- Provided passage
** START **
Split the value of the attribute in 2 parts, the first with 4 characters and the second with the remaing characters.
For both the parts build a set inserting each different year and id. 
Count how many wrong years are inserted through a NaN value. 
To detect the wrong ids is more difficult since they are random and don't follow a known a structure.
We can only conclude that the wrong id elements are those deriving from the wrong years.

NOTE: The decision to take is to delete or edit all these attributes.

In [30]:

#tourney_id=df['tourney_id'] 
#tourney_id.describe() 
tourney_year= df['tourney_id'].str[:4]
tourney_id= df['tourney_id'].str[5:]

tourney_year_set= set()
wrong_year= 0
#which_id=0
for i in tourney_year:    
    if math.isnan(float(i)):
        wrong_year += 1
        #print(tourney_id[which_id])
    else:
        tourney_year_set.add(i)
    #which_id += 1
print("Present years: "+ str(tourney_year_set)) #{'2018', '2019', '2016', '2020', '2021', '2017'}
print("Wrong years counting: "+ str(wrong_year)) #55

tourney_id_set=set()
for i in tourney_id:
    tourney_id_set.add(i)
#print(tourney_id_set)#come individuare i nan se i valori non sono per forza numerici? Questi valori nan sono parte di quelli individuati dall'anno nan

#print("\t"+"tourney_year" +"\t"+" tourney_id")
#print(+ tourney_year + "             " + tourney_id)

Present years: {'2018', '2016', '2020', '2019', '2021', '2017'}
Wrong years counting: 55


### tourney_name
is the name of the tourney

Analysis: with just viewing the values we see some NaN that have to be discovered. We build a set to view all the unique names.
** END **
- What you need to do
1. According to the tourney_id notes, how many wrong years does the code count?
2. Reproduce part of the tourney_id notes word for word, beginning at the words "Count how many" and stopping after "#tourney_id.describe()".
3. Put this sentence from the tourney_id notes into Spanish: "We can only conclude that the wrong id elements are those deriving from the wrong years."
The data after this comes from a different source.

- Raw data
** START **
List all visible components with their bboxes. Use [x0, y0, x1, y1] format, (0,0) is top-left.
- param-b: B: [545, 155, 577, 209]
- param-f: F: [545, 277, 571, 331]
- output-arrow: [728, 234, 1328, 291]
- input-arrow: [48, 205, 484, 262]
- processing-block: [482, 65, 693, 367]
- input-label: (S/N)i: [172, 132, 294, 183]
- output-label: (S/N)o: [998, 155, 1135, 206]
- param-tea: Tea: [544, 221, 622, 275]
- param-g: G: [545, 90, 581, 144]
** END **
- Replies
1. 55

2.
Count how many wrong years are inserted through a NaN value. 
To detect the wrong ids is more difficult since they are random and don't follow a known a structure.
We can only conclude that the wrong id elements are those deriving from the wrong years.

NOTE: The decision to take is to delete or edit all these attributes.

In [30]:

#tourney_id=df['tourney_id'] 
#tourney_id.describe()

3. Solo podemos concluir que los elementos de id incorrectos son los que derivan de los años incorrectos.